__DATASET__
★ ★ ★

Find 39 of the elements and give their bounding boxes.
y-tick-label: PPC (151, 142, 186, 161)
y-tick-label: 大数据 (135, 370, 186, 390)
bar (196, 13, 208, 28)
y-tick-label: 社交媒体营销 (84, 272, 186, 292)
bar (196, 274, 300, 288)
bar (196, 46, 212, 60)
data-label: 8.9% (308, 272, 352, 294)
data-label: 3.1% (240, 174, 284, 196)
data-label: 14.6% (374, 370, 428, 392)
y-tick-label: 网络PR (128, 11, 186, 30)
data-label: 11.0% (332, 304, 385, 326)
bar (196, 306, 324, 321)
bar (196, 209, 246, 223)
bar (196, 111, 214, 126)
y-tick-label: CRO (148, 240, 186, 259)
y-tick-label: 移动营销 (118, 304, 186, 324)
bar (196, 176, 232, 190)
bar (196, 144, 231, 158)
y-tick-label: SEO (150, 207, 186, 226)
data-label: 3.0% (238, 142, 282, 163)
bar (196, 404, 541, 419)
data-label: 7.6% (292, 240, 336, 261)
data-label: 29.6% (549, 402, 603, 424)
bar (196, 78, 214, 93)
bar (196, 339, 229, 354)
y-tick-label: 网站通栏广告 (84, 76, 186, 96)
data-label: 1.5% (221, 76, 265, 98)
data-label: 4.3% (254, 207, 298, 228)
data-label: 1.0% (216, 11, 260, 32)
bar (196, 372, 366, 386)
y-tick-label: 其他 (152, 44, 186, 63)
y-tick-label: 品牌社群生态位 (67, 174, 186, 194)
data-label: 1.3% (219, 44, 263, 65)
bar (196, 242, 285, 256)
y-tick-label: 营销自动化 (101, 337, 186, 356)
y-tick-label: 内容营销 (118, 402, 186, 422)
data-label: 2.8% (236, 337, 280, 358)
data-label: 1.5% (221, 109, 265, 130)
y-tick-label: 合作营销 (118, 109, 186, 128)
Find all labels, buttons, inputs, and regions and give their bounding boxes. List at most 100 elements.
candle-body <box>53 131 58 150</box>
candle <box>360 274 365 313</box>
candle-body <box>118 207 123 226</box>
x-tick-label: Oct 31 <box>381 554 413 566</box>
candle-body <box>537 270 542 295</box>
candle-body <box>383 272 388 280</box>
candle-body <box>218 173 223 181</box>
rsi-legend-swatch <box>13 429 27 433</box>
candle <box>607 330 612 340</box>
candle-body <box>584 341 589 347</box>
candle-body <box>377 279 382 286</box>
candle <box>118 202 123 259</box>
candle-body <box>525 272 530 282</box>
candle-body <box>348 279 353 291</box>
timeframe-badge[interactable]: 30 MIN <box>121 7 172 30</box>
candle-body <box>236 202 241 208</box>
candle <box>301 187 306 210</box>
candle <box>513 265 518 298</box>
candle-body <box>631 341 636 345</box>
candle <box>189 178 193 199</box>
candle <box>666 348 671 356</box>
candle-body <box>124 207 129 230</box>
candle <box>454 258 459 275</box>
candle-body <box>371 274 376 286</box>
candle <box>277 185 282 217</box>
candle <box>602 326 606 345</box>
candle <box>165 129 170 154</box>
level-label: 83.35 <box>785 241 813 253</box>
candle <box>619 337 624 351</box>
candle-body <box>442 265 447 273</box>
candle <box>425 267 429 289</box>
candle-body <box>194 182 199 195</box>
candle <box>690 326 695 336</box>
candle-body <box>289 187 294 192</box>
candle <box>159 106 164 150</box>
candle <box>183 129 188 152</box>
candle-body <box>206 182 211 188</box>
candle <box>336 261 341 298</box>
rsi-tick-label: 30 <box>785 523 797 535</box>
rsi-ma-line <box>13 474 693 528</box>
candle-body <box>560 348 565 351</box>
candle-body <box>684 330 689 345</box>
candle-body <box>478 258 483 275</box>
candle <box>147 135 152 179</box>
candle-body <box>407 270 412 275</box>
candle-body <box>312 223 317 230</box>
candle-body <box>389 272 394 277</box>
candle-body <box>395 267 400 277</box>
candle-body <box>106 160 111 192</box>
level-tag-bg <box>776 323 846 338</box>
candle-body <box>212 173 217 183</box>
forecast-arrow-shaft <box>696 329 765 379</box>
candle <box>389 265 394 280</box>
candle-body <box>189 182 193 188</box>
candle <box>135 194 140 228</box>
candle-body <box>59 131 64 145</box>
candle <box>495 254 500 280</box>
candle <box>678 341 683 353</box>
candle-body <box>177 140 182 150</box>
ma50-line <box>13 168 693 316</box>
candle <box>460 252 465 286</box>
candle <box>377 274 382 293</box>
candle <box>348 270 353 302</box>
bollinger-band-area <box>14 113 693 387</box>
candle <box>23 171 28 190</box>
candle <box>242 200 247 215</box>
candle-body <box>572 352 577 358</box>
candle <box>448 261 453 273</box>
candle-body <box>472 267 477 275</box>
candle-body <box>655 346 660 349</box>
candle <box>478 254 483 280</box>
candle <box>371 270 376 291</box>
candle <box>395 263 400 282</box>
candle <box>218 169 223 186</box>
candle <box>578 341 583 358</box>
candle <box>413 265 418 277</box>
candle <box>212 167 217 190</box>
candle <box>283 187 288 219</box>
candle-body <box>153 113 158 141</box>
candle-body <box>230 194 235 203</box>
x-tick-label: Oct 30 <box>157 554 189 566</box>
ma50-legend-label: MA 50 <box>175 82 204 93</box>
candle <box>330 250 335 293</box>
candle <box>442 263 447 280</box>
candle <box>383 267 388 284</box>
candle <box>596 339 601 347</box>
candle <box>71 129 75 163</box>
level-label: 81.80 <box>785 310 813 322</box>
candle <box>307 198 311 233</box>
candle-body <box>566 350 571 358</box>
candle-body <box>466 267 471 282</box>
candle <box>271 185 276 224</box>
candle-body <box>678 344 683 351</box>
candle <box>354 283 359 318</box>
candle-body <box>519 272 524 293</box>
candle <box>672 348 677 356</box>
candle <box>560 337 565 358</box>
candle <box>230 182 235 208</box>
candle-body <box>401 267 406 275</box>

★ ★ ★

__TASK DETAILS__
Print all the records above again word for word, changing nothing.

__SOLUTION TO THIS TASK__
Find 39 of the elements and give their bounding boxes.
y-tick-label: PPC (151, 142, 186, 161)
y-tick-label: 大数据 (135, 370, 186, 390)
bar (196, 13, 208, 28)
y-tick-label: 社交媒体营销 (84, 272, 186, 292)
bar (196, 274, 300, 288)
bar (196, 46, 212, 60)
data-label: 8.9% (308, 272, 352, 294)
data-label: 3.1% (240, 174, 284, 196)
data-label: 14.6% (374, 370, 428, 392)
y-tick-label: 网络PR (128, 11, 186, 30)
data-label: 11.0% (332, 304, 385, 326)
bar (196, 306, 324, 321)
bar (196, 209, 246, 223)
bar (196, 111, 214, 126)
y-tick-label: CRO (148, 240, 186, 259)
y-tick-label: 移动营销 (118, 304, 186, 324)
bar (196, 176, 232, 190)
bar (196, 144, 231, 158)
y-tick-label: SEO (150, 207, 186, 226)
data-label: 3.0% (238, 142, 282, 163)
bar (196, 404, 541, 419)
data-label: 7.6% (292, 240, 336, 261)
data-label: 29.6% (549, 402, 603, 424)
bar (196, 78, 214, 93)
bar (196, 339, 229, 354)
y-tick-label: 网站通栏广告 (84, 76, 186, 96)
data-label: 1.5% (221, 76, 265, 98)
data-label: 4.3% (254, 207, 298, 228)
data-label: 1.0% (216, 11, 260, 32)
bar (196, 372, 366, 386)
y-tick-label: 其他 (152, 44, 186, 63)
y-tick-label: 品牌社群生态位 (67, 174, 186, 194)
data-label: 1.3% (219, 44, 263, 65)
bar (196, 242, 285, 256)
y-tick-label: 营销自动化 (101, 337, 186, 356)
y-tick-label: 内容营销 (118, 402, 186, 422)
data-label: 2.8% (236, 337, 280, 358)
data-label: 1.5% (221, 109, 265, 130)
y-tick-label: 合作营销 (118, 109, 186, 128)
Find all labels, buttons, inputs, and regions and give their bounding boxes. List at most 100 elements.
candle-body <box>53 131 58 150</box>
candle <box>360 274 365 313</box>
candle-body <box>118 207 123 226</box>
x-tick-label: Oct 31 <box>381 554 413 566</box>
candle-body <box>537 270 542 295</box>
candle-body <box>383 272 388 280</box>
candle-body <box>218 173 223 181</box>
rsi-legend-swatch <box>13 429 27 433</box>
candle <box>607 330 612 340</box>
candle-body <box>584 341 589 347</box>
candle-body <box>377 279 382 286</box>
candle <box>118 202 123 259</box>
candle-body <box>525 272 530 282</box>
candle-body <box>348 279 353 291</box>
timeframe-badge[interactable]: 30 MIN <box>121 7 172 30</box>
candle-body <box>236 202 241 208</box>
candle <box>301 187 306 210</box>
candle <box>513 265 518 298</box>
candle-body <box>631 341 636 345</box>
candle <box>189 178 193 199</box>
candle <box>666 348 671 356</box>
candle-body <box>124 207 129 230</box>
candle <box>454 258 459 275</box>
candle-body <box>371 274 376 286</box>
candle <box>277 185 282 217</box>
candle <box>602 326 606 345</box>
candle <box>165 129 170 154</box>
level-label: 83.35 <box>785 241 813 253</box>
candle <box>619 337 624 351</box>
candle-body <box>442 265 447 273</box>
candle <box>425 267 429 289</box>
candle-body <box>194 182 199 195</box>
candle <box>690 326 695 336</box>
candle-body <box>289 187 294 192</box>
candle <box>159 106 164 150</box>
candle <box>183 129 188 152</box>
candle-body <box>206 182 211 188</box>
candle <box>336 261 341 298</box>
rsi-tick-label: 30 <box>785 523 797 535</box>
rsi-ma-line <box>13 474 693 528</box>
candle-body <box>560 348 565 351</box>
candle-body <box>684 330 689 345</box>
candle-body <box>478 258 483 275</box>
candle <box>147 135 152 179</box>
candle-body <box>407 270 412 275</box>
candle-body <box>312 223 317 230</box>
candle-body <box>389 272 394 277</box>
candle-body <box>395 267 400 277</box>
candle-body <box>106 160 111 192</box>
level-tag-bg <box>776 323 846 338</box>
candle-body <box>212 173 217 183</box>
forecast-arrow-shaft <box>696 329 765 379</box>
candle <box>389 265 394 280</box>
candle-body <box>189 182 193 188</box>
candle <box>135 194 140 228</box>
candle-body <box>59 131 64 145</box>
candle <box>495 254 500 280</box>
candle <box>678 341 683 353</box>
candle-body <box>177 140 182 150</box>
ma50-line <box>13 168 693 316</box>
candle <box>460 252 465 286</box>
candle <box>377 274 382 293</box>
candle <box>348 270 353 302</box>
bollinger-band-area <box>14 113 693 387</box>
candle <box>23 171 28 190</box>
candle <box>242 200 247 215</box>
candle-body <box>572 352 577 358</box>
candle <box>448 261 453 273</box>
candle-body <box>472 267 477 275</box>
candle-body <box>655 346 660 349</box>
candle <box>478 254 483 280</box>
candle <box>371 270 376 291</box>
candle <box>395 263 400 282</box>
candle <box>218 169 223 186</box>
candle <box>578 341 583 358</box>
candle <box>413 265 418 277</box>
candle <box>212 167 217 190</box>
candle <box>283 187 288 219</box>
candle-body <box>153 113 158 141</box>
candle-body <box>230 194 235 203</box>
x-tick-label: Oct 30 <box>157 554 189 566</box>
ma50-legend-label: MA 50 <box>175 82 204 93</box>
candle <box>330 250 335 293</box>
candle <box>442 263 447 280</box>
candle <box>383 267 388 284</box>
candle <box>596 339 601 347</box>
candle <box>71 129 75 163</box>
level-label: 81.80 <box>785 310 813 322</box>
candle <box>307 198 311 233</box>
candle-body <box>566 350 571 358</box>
candle-body <box>466 267 471 282</box>
candle <box>271 185 276 224</box>
candle-body <box>678 344 683 351</box>
candle <box>354 283 359 318</box>
candle-body <box>519 272 524 293</box>
candle <box>672 348 677 356</box>
candle <box>560 337 565 358</box>
candle <box>230 182 235 208</box>
candle-body <box>401 267 406 275</box>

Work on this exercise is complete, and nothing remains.